Recorded information =
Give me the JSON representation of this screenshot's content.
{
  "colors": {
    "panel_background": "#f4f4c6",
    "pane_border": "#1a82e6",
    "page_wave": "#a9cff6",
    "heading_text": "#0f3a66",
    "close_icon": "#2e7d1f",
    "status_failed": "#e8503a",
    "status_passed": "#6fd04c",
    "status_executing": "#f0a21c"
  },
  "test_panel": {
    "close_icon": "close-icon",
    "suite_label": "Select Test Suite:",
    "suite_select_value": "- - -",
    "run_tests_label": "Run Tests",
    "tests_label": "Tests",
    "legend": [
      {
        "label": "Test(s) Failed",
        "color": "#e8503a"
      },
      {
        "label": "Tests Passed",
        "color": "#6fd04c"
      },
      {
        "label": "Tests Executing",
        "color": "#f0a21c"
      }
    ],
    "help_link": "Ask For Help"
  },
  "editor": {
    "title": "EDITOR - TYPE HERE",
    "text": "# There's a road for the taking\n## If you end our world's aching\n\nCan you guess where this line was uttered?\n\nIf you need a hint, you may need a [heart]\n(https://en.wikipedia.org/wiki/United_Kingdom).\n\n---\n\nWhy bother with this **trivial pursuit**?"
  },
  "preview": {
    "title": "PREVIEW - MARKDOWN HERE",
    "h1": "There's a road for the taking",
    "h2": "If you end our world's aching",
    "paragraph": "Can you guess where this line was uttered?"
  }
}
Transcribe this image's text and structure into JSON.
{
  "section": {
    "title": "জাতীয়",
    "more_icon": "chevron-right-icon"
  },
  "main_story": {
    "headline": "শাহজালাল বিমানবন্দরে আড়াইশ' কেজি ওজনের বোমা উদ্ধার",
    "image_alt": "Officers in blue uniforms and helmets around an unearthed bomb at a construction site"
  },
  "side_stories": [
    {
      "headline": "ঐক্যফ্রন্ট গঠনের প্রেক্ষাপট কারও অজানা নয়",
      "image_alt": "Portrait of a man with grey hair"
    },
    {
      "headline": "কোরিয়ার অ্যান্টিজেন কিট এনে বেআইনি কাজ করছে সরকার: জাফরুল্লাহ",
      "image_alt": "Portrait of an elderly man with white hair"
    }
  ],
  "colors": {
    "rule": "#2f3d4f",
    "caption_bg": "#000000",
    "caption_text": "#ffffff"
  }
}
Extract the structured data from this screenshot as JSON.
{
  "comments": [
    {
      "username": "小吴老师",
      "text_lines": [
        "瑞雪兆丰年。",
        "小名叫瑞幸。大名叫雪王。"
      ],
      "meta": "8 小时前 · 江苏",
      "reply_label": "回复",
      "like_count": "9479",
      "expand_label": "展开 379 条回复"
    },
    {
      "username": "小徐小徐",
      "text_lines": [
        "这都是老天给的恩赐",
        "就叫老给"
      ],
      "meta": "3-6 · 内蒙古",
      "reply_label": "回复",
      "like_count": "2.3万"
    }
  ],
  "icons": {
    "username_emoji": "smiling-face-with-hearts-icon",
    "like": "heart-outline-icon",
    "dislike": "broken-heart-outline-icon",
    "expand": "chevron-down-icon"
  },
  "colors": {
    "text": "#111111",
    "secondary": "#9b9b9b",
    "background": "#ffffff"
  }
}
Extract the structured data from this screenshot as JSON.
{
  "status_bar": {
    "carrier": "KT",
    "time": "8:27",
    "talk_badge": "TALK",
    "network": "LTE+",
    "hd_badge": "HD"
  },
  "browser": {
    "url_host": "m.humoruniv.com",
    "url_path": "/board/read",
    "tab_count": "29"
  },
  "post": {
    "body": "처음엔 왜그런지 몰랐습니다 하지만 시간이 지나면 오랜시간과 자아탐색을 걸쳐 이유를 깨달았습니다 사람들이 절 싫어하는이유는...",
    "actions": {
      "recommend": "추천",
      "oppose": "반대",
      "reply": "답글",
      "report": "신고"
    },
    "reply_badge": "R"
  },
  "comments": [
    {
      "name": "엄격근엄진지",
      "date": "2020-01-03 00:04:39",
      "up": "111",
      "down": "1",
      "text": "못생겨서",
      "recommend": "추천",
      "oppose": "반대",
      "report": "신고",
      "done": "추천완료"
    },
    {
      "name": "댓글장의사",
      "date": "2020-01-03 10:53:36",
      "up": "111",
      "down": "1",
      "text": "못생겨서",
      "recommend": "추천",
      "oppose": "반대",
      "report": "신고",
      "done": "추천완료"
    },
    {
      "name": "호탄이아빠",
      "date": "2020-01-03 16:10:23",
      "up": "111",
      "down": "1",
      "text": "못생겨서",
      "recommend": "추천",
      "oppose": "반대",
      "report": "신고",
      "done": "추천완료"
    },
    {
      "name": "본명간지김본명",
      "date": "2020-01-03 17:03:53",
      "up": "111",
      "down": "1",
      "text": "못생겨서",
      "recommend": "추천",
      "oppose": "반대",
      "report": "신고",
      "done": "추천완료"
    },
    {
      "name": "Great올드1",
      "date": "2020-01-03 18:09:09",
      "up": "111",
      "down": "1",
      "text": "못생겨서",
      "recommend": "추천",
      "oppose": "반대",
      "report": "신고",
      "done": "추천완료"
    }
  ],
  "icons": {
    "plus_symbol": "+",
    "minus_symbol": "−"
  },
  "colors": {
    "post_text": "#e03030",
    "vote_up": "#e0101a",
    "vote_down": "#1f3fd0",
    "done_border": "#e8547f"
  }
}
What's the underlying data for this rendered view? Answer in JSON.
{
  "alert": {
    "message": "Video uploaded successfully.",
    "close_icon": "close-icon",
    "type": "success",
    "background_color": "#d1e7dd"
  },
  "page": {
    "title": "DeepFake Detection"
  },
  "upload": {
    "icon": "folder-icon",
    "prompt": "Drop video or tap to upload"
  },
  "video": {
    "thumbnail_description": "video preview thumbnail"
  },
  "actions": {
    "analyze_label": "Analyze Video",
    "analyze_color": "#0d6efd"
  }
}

Task instructions = Copy all lines from the data that hold the word "There".

The reply =
    "text": "# There's a road for the taking\n## If you end our world's aching\n\nCan you guess where this line was uttered?\n\nIf you need a hint, you may need a [heart]\n(https://en.wikipedia.org/wiki/United_Kingdom).\n\n---\n\nWhy bother with this **trivial pursuit**?"
    "h1": "There's a road for the taking",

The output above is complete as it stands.